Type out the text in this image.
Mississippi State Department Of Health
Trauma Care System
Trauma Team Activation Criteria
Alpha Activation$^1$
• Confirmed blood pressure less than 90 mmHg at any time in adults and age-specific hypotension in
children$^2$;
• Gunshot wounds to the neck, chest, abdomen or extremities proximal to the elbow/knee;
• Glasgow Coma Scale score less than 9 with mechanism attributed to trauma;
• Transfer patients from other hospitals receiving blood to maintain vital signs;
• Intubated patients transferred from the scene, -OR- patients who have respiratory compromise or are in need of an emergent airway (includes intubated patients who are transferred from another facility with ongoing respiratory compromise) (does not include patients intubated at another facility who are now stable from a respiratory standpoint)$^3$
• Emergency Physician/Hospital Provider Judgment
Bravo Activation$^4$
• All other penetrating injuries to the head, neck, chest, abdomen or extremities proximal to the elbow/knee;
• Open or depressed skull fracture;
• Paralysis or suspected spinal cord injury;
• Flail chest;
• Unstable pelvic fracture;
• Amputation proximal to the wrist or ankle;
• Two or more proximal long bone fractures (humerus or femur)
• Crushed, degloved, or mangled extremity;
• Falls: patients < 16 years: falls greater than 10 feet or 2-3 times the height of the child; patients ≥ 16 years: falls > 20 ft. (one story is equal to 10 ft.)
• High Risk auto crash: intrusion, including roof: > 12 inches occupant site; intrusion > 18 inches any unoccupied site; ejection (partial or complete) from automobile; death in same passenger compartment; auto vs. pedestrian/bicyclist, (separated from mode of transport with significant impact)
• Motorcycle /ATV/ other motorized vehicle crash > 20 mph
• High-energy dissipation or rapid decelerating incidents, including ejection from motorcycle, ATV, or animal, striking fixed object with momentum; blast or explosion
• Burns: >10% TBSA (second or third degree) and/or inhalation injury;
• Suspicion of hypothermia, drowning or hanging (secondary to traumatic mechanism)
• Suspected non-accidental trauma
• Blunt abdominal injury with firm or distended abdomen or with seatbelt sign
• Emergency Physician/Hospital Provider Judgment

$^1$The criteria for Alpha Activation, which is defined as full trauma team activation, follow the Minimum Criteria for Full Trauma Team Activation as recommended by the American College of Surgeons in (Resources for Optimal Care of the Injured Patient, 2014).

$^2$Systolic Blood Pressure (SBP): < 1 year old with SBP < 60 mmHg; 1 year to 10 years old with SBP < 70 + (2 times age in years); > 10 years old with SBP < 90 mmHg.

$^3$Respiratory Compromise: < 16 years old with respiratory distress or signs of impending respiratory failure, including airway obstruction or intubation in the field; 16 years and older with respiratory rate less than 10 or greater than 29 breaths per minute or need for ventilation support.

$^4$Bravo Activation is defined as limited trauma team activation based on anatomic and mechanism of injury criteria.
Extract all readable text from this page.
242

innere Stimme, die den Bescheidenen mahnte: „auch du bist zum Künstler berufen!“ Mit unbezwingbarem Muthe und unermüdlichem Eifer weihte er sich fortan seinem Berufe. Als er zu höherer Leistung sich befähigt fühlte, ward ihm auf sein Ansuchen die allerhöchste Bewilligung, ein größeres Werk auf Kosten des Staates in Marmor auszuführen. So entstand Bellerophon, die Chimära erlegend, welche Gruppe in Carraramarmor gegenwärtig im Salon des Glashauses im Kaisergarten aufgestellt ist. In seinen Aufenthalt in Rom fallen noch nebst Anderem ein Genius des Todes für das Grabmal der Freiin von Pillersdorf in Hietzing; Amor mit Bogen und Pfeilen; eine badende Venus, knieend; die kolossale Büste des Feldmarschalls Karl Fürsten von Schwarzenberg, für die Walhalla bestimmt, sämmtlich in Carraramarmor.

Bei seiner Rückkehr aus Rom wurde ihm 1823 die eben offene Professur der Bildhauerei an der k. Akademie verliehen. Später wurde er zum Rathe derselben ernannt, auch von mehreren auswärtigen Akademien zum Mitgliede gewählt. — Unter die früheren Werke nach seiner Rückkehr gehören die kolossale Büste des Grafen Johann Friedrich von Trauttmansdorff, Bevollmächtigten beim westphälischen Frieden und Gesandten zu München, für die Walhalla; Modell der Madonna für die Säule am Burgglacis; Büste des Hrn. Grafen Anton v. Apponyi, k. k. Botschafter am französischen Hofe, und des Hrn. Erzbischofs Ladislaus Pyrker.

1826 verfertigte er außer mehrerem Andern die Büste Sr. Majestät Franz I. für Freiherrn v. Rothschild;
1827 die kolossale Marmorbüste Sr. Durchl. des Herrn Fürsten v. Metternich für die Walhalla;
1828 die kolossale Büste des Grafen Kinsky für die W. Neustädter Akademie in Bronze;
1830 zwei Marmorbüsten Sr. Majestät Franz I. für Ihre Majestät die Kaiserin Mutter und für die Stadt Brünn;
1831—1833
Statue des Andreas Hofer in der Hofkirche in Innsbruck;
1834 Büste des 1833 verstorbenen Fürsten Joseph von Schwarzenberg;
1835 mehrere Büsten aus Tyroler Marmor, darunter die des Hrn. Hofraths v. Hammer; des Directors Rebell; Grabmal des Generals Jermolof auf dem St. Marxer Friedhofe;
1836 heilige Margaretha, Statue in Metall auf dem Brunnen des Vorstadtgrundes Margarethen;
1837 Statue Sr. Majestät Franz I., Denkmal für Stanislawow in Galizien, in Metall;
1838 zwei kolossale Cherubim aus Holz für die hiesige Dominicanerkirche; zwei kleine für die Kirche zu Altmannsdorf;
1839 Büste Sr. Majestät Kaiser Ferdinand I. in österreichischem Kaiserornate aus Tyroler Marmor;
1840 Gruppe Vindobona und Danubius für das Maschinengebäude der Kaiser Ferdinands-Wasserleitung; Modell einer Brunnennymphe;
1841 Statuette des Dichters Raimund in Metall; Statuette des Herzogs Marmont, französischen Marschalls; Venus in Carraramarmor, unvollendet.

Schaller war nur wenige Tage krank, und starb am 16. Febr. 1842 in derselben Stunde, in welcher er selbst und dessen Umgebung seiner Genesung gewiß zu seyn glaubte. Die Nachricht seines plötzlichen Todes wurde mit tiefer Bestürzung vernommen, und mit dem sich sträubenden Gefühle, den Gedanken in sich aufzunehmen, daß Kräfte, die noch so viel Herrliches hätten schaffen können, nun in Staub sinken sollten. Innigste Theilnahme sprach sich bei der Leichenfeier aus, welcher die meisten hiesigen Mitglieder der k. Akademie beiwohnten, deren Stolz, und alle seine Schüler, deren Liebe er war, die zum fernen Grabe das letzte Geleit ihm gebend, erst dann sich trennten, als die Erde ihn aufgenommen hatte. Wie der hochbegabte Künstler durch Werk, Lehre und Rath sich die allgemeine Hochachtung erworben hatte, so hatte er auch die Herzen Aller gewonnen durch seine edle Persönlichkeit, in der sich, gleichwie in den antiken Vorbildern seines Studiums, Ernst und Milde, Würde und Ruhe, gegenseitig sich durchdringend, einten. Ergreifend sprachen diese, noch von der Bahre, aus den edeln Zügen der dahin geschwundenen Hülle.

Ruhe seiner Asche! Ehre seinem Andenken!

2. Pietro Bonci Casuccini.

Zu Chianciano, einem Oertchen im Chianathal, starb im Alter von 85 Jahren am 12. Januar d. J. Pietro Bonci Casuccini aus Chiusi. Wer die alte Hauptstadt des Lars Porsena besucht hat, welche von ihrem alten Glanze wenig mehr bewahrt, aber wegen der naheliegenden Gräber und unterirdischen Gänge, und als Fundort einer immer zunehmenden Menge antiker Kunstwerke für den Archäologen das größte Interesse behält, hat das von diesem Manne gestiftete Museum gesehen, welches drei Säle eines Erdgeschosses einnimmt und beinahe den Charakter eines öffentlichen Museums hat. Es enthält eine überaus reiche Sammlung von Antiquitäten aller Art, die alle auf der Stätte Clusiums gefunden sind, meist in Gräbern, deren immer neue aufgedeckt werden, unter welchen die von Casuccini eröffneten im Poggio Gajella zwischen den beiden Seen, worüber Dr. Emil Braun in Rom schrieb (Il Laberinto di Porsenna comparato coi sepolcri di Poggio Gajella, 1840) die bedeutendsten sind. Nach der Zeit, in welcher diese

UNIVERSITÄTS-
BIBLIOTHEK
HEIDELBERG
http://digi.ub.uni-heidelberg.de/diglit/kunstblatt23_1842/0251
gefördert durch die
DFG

■ **Task goal**: Copy every line above that holds the word "text".

■ **Final answer**:
Type out the text in this image.
Extract all readable text from this page.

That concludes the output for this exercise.